- [AUSGEWÄHLTER TEXT]:
"Leistung ist Psychologie, nicht Ökonomie"

Die Rufe nach der 4-Tage-Woche sind laut, Arbeitnehmende brauchen Erholung und weniger Arbeit. Doch ist dem wirklich so? Nein, meint Prof. Dr. Ingo Hamm. Er sieht das eigentliche  Problem in einem rein ökonomischen Leistungsverständnis, welches die psychologische Ebene nicht beachtet. Der Schlüssel zur Leistungslust liege im individuellen inneren Antrieb von Menschen.

Herr Hamm, was verstehen Sie unter Leistungslust? 

Interessanterweise ist Leistung im deutschen Sprachgebrauch meist negativ konnotiert und steht irgendwo zwischen Strebertum und Turbokapitalismus. Das ist im Englischen anders: Dort kann Leistung mit achievement, output oder accomplishment übersetzt werden; diese Begriffe suggerieren Stolz und betonen das Ergebnis einer Handlung. 

Wir in Deutschland müssen unseren ökonomischen, auf Anstrengung fokussierten Leistungsbegriff durch einen psychologischen ersetzen. Leistung ist nicht Ökonomie, sondern Psychologie. Es geht um intrinsische Motivation und inneren Antrieb.  

Sie führen Arbeitsunzufriedenheit darauf zurück, dass viele Menschen ihrem inneren Antrieb nicht mehr folgen. Woran liegt das? 

Seit Jahrzehnten werden positive Selbstwirksamkeitserfahrungen durch einige große Entwicklungen erschwert: Zum einen durch die Automatisierung von Arbeit. Schon vor der Digitalisierung wurden einfachere Arbeiten durch Maschinen ersetzt, und die Menschen wichen auf Schreibtischjobs aus. Doch auch dort hielt die Digitalisierung Einzug und nun wartet mit der KI die nächste Revolution auf uns. 

Durch ökonomisch bedingte Veränderungen in der Arbeitswelt sind Menschen immer weniger an der manuellen Tätigkeit selbst beteiligt. Auch wenn ich ein großer Befürworter der Digitalisierung bin, sehe ich als Psychologe die Nachteile für viele Individuen, die dadurch weniger Wirksamkeitserfahrungen im Beruf haben. Das, was sie tun, ist nicht mehr erfüllend, weil sie nicht mehr tätig sind und nicht mehr erleben, was mit ihren Erzeugnissen passiert. Sie haben nur noch kleine Teilaufgaben, direktes Feedback von Kund:innen oder vom Markt bleibt aus. 

Wie können Unternehmen auf dieses Problem reagieren?

- [AUFGABEN]:
• a. Welche englischen Wörter gibt das Interview über Leistungslust als Übersetzungen für „Leistung“ an? Nenne alle.
• b. Führe das Interview über Leistungslust nach der letzten Frage weiter.

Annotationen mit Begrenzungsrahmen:
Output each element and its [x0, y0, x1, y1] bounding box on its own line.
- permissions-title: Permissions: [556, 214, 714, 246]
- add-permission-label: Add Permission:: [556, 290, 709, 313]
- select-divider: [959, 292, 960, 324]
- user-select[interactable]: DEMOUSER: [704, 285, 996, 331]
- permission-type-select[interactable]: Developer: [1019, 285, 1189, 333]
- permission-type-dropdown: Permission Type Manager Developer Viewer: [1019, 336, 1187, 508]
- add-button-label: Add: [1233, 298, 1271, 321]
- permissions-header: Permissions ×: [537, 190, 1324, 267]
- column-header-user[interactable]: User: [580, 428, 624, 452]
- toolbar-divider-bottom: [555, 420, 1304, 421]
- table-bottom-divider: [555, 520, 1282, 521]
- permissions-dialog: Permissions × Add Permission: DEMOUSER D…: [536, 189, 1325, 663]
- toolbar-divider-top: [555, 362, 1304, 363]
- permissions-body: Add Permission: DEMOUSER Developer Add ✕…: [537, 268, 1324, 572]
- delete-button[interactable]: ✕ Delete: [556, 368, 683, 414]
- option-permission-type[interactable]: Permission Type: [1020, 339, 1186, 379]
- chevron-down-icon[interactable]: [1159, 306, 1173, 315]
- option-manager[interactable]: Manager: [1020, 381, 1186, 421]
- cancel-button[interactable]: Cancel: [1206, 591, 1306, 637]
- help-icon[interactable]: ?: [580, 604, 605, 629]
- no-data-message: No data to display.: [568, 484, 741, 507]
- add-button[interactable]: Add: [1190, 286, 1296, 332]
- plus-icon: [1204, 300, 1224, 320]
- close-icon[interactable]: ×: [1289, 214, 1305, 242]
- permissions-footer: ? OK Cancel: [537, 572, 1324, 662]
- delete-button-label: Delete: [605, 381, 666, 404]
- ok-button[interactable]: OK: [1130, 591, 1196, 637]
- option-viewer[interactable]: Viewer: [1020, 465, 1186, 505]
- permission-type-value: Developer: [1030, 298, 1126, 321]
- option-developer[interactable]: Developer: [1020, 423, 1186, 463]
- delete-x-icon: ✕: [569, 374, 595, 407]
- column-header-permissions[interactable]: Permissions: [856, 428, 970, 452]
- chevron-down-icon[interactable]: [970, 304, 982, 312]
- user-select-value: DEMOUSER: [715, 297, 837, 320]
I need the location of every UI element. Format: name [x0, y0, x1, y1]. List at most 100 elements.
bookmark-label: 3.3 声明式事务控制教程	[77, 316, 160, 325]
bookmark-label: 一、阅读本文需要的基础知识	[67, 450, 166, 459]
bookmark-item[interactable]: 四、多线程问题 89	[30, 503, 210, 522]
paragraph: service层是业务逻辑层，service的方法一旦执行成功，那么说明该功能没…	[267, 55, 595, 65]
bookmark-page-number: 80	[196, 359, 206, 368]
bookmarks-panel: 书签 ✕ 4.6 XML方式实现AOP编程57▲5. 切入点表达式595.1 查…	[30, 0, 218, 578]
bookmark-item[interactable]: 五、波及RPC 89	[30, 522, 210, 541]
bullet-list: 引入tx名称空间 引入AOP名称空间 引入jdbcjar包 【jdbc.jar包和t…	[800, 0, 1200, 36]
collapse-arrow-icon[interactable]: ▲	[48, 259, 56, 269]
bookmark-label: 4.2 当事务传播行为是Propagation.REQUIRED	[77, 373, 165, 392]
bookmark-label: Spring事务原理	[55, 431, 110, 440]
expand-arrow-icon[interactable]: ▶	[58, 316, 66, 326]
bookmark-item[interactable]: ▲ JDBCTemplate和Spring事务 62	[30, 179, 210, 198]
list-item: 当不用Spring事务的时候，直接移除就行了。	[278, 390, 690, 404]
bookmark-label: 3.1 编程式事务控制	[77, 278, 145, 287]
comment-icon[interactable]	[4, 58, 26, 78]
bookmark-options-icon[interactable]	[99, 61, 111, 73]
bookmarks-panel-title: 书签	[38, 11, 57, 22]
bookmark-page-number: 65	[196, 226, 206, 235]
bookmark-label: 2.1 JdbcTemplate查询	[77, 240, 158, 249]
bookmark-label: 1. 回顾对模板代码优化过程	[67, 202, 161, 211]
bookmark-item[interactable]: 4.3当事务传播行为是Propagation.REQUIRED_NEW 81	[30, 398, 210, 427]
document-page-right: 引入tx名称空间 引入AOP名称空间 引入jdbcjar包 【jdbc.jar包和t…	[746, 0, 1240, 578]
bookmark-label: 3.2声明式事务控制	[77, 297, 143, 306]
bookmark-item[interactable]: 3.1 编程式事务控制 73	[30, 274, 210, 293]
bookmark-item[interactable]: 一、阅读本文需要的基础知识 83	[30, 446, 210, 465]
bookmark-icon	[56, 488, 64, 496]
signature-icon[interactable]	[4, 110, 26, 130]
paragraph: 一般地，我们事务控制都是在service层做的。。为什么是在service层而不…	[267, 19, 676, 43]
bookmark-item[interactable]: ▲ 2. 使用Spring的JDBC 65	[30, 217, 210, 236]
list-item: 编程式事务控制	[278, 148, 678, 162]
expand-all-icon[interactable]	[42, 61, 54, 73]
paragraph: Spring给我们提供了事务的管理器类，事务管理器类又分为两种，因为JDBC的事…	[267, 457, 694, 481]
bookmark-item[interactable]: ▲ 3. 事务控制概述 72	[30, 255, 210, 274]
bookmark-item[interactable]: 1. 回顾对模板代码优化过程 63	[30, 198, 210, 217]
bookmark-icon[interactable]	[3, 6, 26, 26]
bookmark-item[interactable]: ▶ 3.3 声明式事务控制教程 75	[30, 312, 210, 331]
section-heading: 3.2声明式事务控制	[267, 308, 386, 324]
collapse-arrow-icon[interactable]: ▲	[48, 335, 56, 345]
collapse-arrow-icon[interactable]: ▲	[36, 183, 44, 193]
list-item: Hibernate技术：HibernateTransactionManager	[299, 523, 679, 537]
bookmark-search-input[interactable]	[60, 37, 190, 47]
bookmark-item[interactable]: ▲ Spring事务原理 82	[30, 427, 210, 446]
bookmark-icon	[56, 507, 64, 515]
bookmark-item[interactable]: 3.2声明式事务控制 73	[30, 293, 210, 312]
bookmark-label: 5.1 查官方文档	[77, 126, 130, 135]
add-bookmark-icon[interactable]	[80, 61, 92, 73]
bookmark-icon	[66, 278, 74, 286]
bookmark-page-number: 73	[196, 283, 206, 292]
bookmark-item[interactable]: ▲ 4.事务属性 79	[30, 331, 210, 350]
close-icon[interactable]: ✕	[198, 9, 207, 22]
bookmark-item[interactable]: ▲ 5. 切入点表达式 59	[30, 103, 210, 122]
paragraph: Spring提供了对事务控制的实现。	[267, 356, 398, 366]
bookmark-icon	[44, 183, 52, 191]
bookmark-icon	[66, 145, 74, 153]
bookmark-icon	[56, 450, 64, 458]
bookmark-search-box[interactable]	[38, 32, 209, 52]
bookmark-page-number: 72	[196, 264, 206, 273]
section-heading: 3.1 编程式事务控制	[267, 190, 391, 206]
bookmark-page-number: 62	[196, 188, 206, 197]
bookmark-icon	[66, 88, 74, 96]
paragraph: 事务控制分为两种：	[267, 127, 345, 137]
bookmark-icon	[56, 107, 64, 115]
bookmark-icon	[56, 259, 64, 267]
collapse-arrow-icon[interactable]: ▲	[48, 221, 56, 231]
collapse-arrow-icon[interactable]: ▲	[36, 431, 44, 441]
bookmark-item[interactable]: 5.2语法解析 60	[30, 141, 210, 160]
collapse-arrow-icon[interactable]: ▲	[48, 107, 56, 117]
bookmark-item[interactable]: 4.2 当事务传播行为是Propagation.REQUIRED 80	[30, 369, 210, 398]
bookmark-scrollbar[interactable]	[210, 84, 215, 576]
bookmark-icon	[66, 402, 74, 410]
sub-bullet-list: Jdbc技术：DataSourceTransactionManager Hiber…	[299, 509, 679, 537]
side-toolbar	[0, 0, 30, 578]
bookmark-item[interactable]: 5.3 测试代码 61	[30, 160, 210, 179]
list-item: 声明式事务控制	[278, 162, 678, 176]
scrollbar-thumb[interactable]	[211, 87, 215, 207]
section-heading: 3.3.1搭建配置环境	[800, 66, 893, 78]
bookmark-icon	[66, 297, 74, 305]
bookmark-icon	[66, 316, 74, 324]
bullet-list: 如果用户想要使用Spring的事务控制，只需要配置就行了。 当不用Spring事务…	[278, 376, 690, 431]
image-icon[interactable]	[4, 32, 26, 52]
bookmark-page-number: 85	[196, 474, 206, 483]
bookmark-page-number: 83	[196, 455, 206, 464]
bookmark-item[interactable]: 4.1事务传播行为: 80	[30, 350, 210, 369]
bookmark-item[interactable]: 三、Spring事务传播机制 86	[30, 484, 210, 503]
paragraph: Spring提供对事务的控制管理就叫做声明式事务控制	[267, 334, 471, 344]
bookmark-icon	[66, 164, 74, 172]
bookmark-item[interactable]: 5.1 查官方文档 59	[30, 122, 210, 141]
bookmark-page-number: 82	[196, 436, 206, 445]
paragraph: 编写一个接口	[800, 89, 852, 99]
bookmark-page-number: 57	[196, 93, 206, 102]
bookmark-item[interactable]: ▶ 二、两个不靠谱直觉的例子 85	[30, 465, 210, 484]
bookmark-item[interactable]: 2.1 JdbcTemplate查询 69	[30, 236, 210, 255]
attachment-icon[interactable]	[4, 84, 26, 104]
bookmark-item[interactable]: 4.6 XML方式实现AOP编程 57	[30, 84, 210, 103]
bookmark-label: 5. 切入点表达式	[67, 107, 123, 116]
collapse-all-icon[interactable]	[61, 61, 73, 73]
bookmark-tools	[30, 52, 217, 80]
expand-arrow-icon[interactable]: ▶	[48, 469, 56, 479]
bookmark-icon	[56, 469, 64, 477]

- [LÖSUNGEN]:
• a. achievement, output, accomplishment

• b.
Natürlich können und sollen Unternehmen nicht das Rad zurückdrehen. Der Schlüssel liegt in der Kompetenzorientierung. Man erfährt Selbstwirksamkeit nur, wenn man im Beruf das tun kann, was man wirklich gerne macht und immer schon gut konnte. Indem man den eigenen Kompetenzen, Neigungen, Talenten oder Potenzialen folgt, ist eine Erfüllung durch Tätigkeit möglich. Viele merken leider erst nach zwanzig, dreißig Jahren, dass ihr Job sie nicht erfüllt, weil er ihren Kompetenzen nicht entspricht. Daher ist mein Credo: Wir müssen zur Kompetenzorientierung zurückfinden.  

Sich die eigenen Kompetenzen zu erarbeiten, ist eine individuelle Verantwortung. Das Spektrum an menschlichen Kompetenzen ist breit, in einer Analyse kam ich z. B. auf 17 Kernkompetenzen. Gleichzeitig ist es eine Herausforderung für Führungskräfte, Arbeit entsprechend den Kompetenzen der Mitarbeitenden zu gestalten. Das setzt einen individuellen Blick auf die Angestellten und ein echtes Interesse am Menschen voraus. Das kostet Zeit, ist aber notwendig, wenn wir Leistung wieder als etwas Psychologisches, Qualitatives verstehen wollen. Erst, wenn die Mitarbeitenden ihre jeweiligen Kompetenzen zum Einsatz bringen können, wird aus dem Beruf eine Berufung. 

Welche Rolle spielen die Arbeitsbedingungen noch, wenn es so sehr auf die Kompetenzen ankommt? 

Tatsächlich drehen sich viele Diskussionen fast nur um die Arbeitsbedingungen, als wären Homeoffice und Co-Working der Schlüssel zum Glück. All das bringt jedoch wenig, wenn die Arbeit nicht der eigenen Kompetenz entgegenkommt. Somit lenken monetäre Benefits und grundsätzlich hilfreiche Errungenschaften von New Work zu sehr von dem eigentlich Wichtigen ab: Unserem inneren Antrieb.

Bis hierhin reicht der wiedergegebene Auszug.